Stated problem: Identify the lines that include the word "odpowiednie", then copy all of them.
### Listed entries ###
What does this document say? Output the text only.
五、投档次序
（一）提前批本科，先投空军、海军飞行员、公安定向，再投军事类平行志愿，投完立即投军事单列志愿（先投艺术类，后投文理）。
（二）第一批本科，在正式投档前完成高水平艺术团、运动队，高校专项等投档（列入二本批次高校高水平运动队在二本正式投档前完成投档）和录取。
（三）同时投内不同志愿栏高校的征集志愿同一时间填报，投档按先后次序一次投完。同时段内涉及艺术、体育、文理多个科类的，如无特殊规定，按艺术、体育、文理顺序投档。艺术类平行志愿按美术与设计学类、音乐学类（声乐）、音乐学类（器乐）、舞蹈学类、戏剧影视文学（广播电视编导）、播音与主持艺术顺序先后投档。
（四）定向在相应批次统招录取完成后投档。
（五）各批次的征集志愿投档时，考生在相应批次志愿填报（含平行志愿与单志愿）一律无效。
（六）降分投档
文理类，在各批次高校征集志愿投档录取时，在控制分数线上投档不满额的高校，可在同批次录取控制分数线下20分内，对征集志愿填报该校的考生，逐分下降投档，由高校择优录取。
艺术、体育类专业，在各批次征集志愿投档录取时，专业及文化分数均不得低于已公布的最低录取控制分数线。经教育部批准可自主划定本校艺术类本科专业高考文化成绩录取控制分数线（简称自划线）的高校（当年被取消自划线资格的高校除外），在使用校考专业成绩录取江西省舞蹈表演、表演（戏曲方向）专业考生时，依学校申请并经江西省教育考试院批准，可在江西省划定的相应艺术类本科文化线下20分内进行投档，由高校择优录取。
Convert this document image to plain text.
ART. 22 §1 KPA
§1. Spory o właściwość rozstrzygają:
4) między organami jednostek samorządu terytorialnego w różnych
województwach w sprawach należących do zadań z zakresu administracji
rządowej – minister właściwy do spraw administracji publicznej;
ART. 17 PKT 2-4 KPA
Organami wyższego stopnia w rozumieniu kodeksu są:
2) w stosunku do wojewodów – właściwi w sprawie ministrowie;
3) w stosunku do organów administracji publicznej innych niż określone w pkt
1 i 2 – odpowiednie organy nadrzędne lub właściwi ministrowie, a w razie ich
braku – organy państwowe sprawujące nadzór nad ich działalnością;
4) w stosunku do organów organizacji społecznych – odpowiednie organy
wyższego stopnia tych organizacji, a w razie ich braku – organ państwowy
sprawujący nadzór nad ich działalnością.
###
Reply to the exercise:
1 i 2 – odpowiednie organy nadrzędne lub właściwi ministrowie, a w razie ich
4) w stosunku do organów organizacji społecznych – odpowiednie organy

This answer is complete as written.